OBJECTIVE -> Look through the data for the string "this". Copy every line where it is found.
[start of PROVIDED DATA]
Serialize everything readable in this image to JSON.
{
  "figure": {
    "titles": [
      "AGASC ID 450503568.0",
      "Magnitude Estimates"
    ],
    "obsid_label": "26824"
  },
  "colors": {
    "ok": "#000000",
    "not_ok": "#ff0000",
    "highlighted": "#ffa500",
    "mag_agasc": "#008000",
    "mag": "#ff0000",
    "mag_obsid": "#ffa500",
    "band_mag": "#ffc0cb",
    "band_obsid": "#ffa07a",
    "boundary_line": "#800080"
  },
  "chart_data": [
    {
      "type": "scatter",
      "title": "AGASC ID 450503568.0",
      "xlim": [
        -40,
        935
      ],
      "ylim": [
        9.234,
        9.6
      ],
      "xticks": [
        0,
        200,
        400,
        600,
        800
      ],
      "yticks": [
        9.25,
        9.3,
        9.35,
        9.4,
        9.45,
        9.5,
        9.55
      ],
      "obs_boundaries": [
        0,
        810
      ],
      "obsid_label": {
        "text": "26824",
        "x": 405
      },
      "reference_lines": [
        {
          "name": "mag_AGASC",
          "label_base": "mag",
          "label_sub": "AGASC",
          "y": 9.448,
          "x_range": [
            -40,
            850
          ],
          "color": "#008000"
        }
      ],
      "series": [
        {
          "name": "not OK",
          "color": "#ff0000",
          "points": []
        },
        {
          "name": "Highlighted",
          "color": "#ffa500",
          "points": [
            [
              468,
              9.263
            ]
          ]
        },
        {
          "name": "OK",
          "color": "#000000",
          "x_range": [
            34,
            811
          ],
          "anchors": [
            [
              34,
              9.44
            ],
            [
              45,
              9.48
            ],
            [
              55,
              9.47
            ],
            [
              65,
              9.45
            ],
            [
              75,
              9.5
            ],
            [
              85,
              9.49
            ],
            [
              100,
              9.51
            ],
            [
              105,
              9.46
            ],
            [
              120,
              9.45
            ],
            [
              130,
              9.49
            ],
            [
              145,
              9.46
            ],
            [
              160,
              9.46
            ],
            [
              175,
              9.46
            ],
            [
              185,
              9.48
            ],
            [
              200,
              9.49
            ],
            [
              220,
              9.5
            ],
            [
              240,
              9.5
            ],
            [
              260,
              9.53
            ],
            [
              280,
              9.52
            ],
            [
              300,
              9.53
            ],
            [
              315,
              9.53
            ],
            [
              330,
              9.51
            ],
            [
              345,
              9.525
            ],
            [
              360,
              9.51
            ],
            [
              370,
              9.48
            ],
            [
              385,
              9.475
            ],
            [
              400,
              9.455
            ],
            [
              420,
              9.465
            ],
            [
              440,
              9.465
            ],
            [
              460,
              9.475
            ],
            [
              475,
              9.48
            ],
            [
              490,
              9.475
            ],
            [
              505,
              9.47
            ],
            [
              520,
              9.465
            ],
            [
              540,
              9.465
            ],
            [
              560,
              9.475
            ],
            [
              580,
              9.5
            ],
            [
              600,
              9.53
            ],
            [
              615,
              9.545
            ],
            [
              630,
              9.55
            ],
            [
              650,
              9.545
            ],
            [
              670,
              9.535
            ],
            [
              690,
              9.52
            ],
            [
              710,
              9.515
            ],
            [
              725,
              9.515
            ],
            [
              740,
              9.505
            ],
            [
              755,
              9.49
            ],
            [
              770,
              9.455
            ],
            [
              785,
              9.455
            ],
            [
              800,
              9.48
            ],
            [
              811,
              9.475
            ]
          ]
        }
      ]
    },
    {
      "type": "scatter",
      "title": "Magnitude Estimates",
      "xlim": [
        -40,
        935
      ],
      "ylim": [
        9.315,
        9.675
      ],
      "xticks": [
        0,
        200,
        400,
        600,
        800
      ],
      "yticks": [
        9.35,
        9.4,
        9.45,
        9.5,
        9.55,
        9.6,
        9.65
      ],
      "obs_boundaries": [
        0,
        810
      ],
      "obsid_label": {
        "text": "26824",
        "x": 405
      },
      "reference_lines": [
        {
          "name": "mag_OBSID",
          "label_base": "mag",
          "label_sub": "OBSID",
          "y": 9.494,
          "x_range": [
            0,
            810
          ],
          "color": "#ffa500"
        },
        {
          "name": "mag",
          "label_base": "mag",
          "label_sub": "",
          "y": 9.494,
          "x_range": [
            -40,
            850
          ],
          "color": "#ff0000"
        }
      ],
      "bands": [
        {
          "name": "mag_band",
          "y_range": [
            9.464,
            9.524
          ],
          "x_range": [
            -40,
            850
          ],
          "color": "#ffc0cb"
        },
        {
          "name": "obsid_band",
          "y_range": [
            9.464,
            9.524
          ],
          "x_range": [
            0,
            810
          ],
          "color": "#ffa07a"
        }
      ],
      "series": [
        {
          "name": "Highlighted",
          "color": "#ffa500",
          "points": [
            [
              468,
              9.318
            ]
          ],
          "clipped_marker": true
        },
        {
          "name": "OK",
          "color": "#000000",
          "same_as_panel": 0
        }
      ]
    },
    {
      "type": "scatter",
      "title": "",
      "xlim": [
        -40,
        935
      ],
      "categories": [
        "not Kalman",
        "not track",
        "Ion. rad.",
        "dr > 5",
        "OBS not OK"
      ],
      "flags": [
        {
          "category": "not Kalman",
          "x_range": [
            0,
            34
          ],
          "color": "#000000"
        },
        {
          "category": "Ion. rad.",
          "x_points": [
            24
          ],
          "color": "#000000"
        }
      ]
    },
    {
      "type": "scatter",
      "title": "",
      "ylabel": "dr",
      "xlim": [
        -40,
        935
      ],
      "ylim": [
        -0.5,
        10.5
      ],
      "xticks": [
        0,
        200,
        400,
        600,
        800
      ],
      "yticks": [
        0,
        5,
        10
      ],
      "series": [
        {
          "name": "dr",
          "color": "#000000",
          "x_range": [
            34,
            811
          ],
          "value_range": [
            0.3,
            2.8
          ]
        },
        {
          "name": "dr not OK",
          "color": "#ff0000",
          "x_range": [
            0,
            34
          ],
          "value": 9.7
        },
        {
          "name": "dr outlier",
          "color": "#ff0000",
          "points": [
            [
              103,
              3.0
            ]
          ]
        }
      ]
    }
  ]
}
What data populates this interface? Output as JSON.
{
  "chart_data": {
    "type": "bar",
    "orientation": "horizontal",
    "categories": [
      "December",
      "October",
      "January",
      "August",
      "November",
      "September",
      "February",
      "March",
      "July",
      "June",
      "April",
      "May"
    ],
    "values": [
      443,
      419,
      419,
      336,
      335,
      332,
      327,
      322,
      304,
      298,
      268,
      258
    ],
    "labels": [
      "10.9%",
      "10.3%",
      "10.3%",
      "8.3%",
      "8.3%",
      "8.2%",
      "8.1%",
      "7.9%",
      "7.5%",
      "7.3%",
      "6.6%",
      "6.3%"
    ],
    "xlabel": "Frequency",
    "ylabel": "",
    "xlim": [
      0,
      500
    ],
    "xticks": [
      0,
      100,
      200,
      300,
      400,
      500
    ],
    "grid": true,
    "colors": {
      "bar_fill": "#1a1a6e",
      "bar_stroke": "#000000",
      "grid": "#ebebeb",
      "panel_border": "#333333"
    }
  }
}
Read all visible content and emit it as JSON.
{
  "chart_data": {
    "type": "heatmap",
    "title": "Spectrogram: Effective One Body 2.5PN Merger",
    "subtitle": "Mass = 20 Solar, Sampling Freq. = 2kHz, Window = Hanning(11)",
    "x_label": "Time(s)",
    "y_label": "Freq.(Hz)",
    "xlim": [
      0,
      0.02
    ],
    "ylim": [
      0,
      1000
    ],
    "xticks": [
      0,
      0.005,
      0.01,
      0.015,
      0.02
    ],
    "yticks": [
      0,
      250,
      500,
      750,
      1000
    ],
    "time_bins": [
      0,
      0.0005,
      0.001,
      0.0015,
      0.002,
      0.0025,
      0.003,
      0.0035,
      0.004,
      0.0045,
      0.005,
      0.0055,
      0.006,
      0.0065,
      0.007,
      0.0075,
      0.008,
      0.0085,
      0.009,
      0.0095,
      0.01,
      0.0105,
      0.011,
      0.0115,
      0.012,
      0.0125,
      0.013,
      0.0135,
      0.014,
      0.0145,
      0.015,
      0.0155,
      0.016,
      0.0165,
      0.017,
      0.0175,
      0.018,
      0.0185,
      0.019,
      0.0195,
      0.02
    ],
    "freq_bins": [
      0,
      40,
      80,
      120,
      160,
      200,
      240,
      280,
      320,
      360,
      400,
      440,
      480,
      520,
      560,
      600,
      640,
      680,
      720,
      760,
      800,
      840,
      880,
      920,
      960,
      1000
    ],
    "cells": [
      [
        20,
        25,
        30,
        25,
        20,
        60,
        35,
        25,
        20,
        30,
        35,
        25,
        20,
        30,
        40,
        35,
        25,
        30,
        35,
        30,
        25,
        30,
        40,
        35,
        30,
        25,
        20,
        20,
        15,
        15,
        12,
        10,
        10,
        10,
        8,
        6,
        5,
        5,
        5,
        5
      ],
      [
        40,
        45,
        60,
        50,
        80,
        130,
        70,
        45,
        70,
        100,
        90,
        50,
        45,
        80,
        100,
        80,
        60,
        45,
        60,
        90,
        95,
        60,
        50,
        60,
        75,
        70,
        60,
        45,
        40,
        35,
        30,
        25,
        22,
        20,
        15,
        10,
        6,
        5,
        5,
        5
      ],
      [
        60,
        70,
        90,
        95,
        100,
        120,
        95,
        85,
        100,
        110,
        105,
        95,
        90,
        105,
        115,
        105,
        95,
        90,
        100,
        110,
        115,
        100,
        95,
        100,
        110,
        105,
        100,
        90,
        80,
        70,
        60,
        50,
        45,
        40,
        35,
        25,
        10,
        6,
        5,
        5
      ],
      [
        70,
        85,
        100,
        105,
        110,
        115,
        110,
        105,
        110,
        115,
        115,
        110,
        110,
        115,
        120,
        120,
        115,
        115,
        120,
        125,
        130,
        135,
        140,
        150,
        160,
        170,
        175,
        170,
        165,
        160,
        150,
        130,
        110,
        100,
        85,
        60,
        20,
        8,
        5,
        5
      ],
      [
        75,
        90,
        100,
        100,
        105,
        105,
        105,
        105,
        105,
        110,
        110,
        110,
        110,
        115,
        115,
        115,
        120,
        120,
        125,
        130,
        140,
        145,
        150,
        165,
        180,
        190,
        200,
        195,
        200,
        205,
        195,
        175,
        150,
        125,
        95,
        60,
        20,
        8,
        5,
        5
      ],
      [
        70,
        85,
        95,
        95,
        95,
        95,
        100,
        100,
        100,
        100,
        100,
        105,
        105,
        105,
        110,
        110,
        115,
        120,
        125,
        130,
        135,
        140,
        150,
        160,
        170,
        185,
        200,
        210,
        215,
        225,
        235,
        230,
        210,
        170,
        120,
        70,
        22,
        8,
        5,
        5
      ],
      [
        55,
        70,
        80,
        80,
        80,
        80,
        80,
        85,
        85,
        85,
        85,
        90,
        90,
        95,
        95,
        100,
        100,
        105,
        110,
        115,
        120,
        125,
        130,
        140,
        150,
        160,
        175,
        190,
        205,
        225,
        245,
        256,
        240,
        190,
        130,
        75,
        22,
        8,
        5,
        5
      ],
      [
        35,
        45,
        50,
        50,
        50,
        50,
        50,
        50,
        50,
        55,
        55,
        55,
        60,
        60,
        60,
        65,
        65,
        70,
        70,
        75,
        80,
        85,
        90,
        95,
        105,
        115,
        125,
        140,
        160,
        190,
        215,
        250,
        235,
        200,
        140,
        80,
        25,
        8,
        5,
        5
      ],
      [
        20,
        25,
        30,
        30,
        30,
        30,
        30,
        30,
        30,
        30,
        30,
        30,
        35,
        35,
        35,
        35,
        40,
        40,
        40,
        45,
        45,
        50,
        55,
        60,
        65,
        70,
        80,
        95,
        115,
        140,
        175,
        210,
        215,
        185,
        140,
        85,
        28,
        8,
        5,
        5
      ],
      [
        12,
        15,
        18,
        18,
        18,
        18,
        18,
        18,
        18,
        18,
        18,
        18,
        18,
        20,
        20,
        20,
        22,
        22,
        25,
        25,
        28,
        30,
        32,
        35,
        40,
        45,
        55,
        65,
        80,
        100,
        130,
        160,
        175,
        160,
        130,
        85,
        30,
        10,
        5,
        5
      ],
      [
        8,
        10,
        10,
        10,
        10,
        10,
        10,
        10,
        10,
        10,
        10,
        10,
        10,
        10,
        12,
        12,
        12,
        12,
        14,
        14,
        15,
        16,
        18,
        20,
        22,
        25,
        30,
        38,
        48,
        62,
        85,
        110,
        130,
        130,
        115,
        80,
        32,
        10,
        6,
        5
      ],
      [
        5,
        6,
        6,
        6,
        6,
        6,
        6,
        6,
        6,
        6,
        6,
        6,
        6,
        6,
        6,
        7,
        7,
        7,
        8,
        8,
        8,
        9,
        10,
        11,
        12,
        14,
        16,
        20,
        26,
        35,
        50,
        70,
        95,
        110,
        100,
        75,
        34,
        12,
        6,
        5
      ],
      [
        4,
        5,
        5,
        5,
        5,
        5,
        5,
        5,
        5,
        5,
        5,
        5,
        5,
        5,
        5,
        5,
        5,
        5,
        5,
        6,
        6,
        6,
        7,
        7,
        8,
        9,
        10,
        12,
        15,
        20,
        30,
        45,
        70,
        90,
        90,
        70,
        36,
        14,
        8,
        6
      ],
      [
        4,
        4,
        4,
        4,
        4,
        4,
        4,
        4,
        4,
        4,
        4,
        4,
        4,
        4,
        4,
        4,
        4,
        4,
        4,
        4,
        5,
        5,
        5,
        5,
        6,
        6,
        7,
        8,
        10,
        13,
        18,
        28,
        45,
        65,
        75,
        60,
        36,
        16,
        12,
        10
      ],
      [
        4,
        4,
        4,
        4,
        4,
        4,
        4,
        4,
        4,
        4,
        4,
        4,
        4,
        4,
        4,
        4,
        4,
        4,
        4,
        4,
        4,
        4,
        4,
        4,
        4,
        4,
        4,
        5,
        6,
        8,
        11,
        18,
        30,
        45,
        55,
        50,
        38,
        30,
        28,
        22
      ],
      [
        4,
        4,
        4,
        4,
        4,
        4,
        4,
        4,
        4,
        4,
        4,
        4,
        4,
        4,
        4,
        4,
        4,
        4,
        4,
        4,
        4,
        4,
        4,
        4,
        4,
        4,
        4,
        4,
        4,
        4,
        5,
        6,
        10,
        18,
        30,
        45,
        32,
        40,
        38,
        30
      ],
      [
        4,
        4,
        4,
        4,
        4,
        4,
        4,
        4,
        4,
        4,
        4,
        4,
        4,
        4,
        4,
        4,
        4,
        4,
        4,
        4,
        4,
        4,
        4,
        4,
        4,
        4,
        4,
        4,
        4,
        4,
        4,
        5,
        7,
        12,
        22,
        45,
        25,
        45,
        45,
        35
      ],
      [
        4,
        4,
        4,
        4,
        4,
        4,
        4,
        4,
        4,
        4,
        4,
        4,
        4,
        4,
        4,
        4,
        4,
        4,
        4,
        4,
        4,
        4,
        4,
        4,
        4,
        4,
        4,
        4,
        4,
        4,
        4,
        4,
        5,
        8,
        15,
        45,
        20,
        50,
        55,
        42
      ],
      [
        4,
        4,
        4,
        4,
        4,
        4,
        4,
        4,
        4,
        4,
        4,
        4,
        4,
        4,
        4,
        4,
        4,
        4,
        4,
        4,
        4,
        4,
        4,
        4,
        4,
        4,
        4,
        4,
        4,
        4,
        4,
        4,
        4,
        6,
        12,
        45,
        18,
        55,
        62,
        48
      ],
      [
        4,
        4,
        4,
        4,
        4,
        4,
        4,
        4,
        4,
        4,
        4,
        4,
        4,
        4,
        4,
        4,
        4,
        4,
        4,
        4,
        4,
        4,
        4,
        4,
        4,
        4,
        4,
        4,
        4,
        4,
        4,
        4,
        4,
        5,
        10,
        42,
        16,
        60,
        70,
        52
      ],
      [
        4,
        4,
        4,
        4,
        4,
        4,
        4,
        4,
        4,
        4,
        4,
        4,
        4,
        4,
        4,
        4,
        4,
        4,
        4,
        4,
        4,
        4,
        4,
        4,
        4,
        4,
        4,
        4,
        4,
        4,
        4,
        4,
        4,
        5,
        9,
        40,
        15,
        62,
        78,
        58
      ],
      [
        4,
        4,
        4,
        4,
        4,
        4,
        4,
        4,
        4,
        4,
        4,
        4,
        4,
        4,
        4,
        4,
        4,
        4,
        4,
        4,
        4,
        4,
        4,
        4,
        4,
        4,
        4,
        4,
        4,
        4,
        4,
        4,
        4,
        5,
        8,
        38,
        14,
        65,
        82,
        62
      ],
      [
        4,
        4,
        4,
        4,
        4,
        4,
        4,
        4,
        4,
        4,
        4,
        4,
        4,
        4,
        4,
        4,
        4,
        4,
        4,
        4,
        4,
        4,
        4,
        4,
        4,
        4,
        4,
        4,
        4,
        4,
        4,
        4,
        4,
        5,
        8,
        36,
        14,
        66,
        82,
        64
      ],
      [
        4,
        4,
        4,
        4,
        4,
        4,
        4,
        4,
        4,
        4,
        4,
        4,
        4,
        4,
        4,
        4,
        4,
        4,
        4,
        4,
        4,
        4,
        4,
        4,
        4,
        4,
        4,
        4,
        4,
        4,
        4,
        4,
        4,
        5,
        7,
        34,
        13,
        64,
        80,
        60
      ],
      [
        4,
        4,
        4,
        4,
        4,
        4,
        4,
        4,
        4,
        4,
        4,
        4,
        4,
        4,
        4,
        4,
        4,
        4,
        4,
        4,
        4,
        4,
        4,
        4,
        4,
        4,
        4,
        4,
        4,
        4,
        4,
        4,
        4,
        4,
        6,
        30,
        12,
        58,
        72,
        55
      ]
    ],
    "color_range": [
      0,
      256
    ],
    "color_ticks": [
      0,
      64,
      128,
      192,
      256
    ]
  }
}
[end of PROVIDED DATA]
SOLUTION BELOW ->
Serialize everything readable in this image to JSON.
What data populates this interface? Output as JSON.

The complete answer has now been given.